## The exercise
Here are some records; return them all exactly.

## Task data
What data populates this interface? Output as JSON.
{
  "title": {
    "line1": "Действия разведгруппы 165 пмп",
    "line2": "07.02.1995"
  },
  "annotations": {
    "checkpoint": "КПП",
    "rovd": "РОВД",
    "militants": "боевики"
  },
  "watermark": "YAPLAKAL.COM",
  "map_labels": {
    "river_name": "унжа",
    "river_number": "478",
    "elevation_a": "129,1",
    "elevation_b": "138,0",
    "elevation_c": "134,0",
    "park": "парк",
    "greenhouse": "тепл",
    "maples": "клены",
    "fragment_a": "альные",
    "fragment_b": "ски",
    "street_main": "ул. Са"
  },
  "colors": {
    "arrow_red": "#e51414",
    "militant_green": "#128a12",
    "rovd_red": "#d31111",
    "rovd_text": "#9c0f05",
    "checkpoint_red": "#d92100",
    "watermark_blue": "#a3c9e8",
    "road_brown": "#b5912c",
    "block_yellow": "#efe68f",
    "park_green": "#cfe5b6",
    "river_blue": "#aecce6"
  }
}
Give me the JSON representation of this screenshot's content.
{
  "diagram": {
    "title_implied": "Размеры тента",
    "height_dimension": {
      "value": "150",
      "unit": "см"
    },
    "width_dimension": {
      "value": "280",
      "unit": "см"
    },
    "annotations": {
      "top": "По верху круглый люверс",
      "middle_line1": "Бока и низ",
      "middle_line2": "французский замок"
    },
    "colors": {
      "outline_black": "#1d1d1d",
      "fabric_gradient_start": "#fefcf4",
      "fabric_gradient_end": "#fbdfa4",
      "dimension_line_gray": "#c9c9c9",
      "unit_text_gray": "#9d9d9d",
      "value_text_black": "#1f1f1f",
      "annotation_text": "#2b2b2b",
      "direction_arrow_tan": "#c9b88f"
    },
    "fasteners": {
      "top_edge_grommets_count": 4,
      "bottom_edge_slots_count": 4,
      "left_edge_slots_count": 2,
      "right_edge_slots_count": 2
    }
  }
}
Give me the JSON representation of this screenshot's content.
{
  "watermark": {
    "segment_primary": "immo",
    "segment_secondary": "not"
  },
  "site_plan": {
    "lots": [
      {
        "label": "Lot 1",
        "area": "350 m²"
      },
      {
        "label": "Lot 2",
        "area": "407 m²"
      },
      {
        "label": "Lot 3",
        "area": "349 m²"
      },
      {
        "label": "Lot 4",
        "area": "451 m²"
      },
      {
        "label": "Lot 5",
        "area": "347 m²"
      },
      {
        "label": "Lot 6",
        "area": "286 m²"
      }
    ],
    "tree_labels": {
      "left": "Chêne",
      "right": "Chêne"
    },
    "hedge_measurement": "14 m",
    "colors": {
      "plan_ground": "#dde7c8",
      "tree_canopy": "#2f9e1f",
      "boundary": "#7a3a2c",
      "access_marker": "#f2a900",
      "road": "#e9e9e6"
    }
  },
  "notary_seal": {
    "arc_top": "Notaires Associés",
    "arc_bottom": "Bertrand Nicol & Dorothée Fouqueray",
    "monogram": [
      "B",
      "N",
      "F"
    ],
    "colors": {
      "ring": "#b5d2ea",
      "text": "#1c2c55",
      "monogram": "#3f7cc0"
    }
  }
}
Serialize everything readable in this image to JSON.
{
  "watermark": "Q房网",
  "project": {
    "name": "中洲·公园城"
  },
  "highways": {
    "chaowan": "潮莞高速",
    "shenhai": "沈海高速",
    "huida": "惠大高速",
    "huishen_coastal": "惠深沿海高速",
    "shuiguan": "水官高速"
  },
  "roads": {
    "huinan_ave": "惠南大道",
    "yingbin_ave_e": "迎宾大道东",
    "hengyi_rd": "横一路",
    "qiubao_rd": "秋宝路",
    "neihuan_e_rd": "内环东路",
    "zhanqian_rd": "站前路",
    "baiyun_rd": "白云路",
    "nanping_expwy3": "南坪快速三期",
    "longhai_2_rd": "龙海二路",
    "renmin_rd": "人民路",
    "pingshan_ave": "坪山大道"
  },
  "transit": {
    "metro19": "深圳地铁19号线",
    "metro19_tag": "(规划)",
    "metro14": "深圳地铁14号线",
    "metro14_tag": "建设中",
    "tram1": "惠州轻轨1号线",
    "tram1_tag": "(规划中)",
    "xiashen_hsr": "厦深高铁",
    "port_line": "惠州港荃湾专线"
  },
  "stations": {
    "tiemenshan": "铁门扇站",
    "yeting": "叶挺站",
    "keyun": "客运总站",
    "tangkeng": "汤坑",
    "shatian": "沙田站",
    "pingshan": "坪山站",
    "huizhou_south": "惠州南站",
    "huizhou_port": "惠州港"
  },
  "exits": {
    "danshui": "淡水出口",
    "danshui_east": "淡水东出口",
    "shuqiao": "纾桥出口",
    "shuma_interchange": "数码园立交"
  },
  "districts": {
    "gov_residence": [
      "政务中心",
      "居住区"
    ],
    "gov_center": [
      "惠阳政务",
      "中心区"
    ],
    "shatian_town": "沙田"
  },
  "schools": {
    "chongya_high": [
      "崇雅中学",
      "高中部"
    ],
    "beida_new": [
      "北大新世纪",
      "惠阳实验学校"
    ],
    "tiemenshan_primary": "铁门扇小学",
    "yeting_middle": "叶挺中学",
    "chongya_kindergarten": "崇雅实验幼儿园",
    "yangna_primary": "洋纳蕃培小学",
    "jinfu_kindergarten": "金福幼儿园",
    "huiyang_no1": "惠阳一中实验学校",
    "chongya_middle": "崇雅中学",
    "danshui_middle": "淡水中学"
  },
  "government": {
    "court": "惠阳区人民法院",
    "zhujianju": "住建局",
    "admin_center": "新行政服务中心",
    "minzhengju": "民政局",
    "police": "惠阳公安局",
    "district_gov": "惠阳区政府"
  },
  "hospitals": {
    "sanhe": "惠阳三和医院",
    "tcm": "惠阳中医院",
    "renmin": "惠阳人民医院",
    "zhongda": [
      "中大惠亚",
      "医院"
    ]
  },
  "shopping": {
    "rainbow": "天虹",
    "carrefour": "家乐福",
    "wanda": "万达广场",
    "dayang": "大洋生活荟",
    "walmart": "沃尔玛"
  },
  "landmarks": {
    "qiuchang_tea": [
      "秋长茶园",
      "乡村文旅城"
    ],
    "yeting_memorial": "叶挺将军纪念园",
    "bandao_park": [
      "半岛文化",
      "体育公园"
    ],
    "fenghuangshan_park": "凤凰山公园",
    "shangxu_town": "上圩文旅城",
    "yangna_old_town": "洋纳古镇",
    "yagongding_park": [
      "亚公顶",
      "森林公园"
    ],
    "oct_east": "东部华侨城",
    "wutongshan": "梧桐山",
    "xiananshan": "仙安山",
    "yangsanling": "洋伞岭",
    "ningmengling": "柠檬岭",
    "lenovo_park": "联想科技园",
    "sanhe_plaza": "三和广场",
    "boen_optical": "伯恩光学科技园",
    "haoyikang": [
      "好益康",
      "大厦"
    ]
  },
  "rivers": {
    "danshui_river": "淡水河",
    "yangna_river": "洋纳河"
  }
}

## Full response
What data populates this interface? Output as JSON.
{
  "title": {
    "line1": "Действия разведгруппы 165 пмп",
    "line2": "07.02.1995"
  },
  "annotations": {
    "checkpoint": "КПП",
    "rovd": "РОВД",
    "militants": "боевики"
  },
  "watermark": "YAPLAKAL.COM",
  "map_labels": {
    "river_name": "унжа",
    "river_number": "478",
    "elevation_a": "129,1",
    "elevation_b": "138,0",
    "elevation_c": "134,0",
    "park": "парк",
    "greenhouse": "тепл",
    "maples": "клены",
    "fragment_a": "альные",
    "fragment_b": "ски",
    "street_main": "ул. Са"
  },
  "colors": {
    "arrow_red": "#e51414",
    "militant_green": "#128a12",
    "rovd_red": "#d31111",
    "rovd_text": "#9c0f05",
    "checkpoint_red": "#d92100",
    "watermark_blue": "#a3c9e8",
    "road_brown": "#b5912c",
    "block_yellow": "#efe68f",
    "park_green": "#cfe5b6",
    "river_blue": "#aecce6"
  }
}
Give me the JSON representation of this screenshot's content.
{
  "diagram": {
    "title_implied": "Размеры тента",
    "height_dimension": {
      "value": "150",
      "unit": "см"
    },
    "width_dimension": {
      "value": "280",
      "unit": "см"
    },
    "annotations": {
      "top": "По верху круглый люверс",
      "middle_line1": "Бока и низ",
      "middle_line2": "французский замок"
    },
    "colors": {
      "outline_black": "#1d1d1d",
      "fabric_gradient_start": "#fefcf4",
      "fabric_gradient_end": "#fbdfa4",
      "dimension_line_gray": "#c9c9c9",
      "unit_text_gray": "#9d9d9d",
      "value_text_black": "#1f1f1f",
      "annotation_text": "#2b2b2b",
      "direction_arrow_tan": "#c9b88f"
    },
    "fasteners": {
      "top_edge_grommets_count": 4,
      "bottom_edge_slots_count": 4,
      "left_edge_slots_count": 2,
      "right_edge_slots_count": 2
    }
  }
}
Give me the JSON representation of this screenshot's content.
{
  "watermark": {
    "segment_primary": "immo",
    "segment_secondary": "not"
  },
  "site_plan": {
    "lots": [
      {
        "label": "Lot 1",
        "area": "350 m²"
      },
      {
        "label": "Lot 2",
        "area": "407 m²"
      },
      {
        "label": "Lot 3",
        "area": "349 m²"
      },
      {
        "label": "Lot 4",
        "area": "451 m²"
      },
      {
        "label": "Lot 5",
        "area": "347 m²"
      },
      {
        "label": "Lot 6",
        "area": "286 m²"
      }
    ],
    "tree_labels": {
      "left": "Chêne",
      "right": "Chêne"
    },
    "hedge_measurement": "14 m",
    "colors": {
      "plan_ground": "#dde7c8",
      "tree_canopy": "#2f9e1f",
      "boundary": "#7a3a2c",
      "access_marker": "#f2a900",
      "road": "#e9e9e6"
    }
  },
  "notary_seal": {
    "arc_top": "Notaires Associés",
    "arc_bottom": "Bertrand Nicol & Dorothée Fouqueray",
    "monogram": [
      "B",
      "N",
      "F"
    ],
    "colors": {
      "ring": "#b5d2ea",
      "text": "#1c2c55",
      "monogram": "#3f7cc0"
    }
  }
}
Serialize everything readable in this image to JSON.
{
  "watermark": "Q房网",
  "project": {
    "name": "中洲·公园城"
  },
  "highways": {
    "chaowan": "潮莞高速",
    "shenhai": "沈海高速",
    "huida": "惠大高速",
    "huishen_coastal": "惠深沿海高速",
    "shuiguan": "水官高速"
  },
  "roads": {
    "huinan_ave": "惠南大道",
    "yingbin_ave_e": "迎宾大道东",
    "hengyi_rd": "横一路",
    "qiubao_rd": "秋宝路",
    "neihuan_e_rd": "内环东路",
    "zhanqian_rd": "站前路",
    "baiyun_rd": "白云路",
    "nanping_expwy3": "南坪快速三期",
    "longhai_2_rd": "龙海二路",
    "renmin_rd": "人民路",
    "pingshan_ave": "坪山大道"
  },
  "transit": {
    "metro19": "深圳地铁19号线",
    "metro19_tag": "(规划)",
    "metro14": "深圳地铁14号线",
    "metro14_tag": "建设中",
    "tram1": "惠州轻轨1号线",
    "tram1_tag": "(规划中)",
    "xiashen_hsr": "厦深高铁",
    "port_line": "惠州港荃湾专线"
  },
  "stations": {
    "tiemenshan": "铁门扇站",
    "yeting": "叶挺站",
    "keyun": "客运总站",
    "tangkeng": "汤坑",
    "shatian": "沙田站",
    "pingshan": "坪山站",
    "huizhou_south": "惠州南站",
    "huizhou_port": "惠州港"
  },
  "exits": {
    "danshui": "淡水出口",
    "danshui_east": "淡水东出口",
    "shuqiao": "纾桥出口",
    "shuma_interchange": "数码园立交"
  },
  "districts": {
    "gov_residence": [
      "政务中心",
      "居住区"
    ],
    "gov_center": [
      "惠阳政务",
      "中心区"
    ],
    "shatian_town": "沙田"
  },
  "schools": {
    "chongya_high": [
      "崇雅中学",
      "高中部"
    ],
    "beida_new": [
      "北大新世纪",
      "惠阳实验学校"
    ],
    "tiemenshan_primary": "铁门扇小学",
    "yeting_middle": "叶挺中学",
    "chongya_kindergarten": "崇雅实验幼儿园",
    "yangna_primary": "洋纳蕃培小学",
    "jinfu_kindergarten": "金福幼儿园",
    "huiyang_no1": "惠阳一中实验学校",
    "chongya_middle": "崇雅中学",
    "danshui_middle": "淡水中学"
  },
  "government": {
    "court": "惠阳区人民法院",
    "zhujianju": "住建局",
    "admin_center": "新行政服务中心",
    "minzhengju": "民政局",
    "police": "惠阳公安局",
    "district_gov": "惠阳区政府"
  },
  "hospitals": {
    "sanhe": "惠阳三和医院",
    "tcm": "惠阳中医院",
    "renmin": "惠阳人民医院",
    "zhongda": [
      "中大惠亚",
      "医院"
    ]
  },
  "shopping": {
    "rainbow": "天虹",
    "carrefour": "家乐福",
    "wanda": "万达广场",
    "dayang": "大洋生活荟",
    "walmart": "沃尔玛"
  },
  "landmarks": {
    "qiuchang_tea": [
      "秋长茶园",
      "乡村文旅城"
    ],
    "yeting_memorial": "叶挺将军纪念园",
    "bandao_park": [
      "半岛文化",
      "体育公园"
    ],
    "fenghuangshan_park": "凤凰山公园",
    "shangxu_town": "上圩文旅城",
    "yangna_old_town": "洋纳古镇",
    "yagongding_park": [
      "亚公顶",
      "森林公园"
    ],
    "oct_east": "东部华侨城",
    "wutongshan": "梧桐山",
    "xiananshan": "仙安山",
    "yangsanling": "洋伞岭",
    "ningmengling": "柠檬岭",
    "lenovo_park": "联想科技园",
    "sanhe_plaza": "三和广场",
    "boen_optical": "伯恩光学科技园",
    "haoyikang": [
      "好益康",
      "大厦"
    ]
  },
  "rivers": {
    "danshui_river": "淡水河",
    "yangna_river": "洋纳河"
  }
}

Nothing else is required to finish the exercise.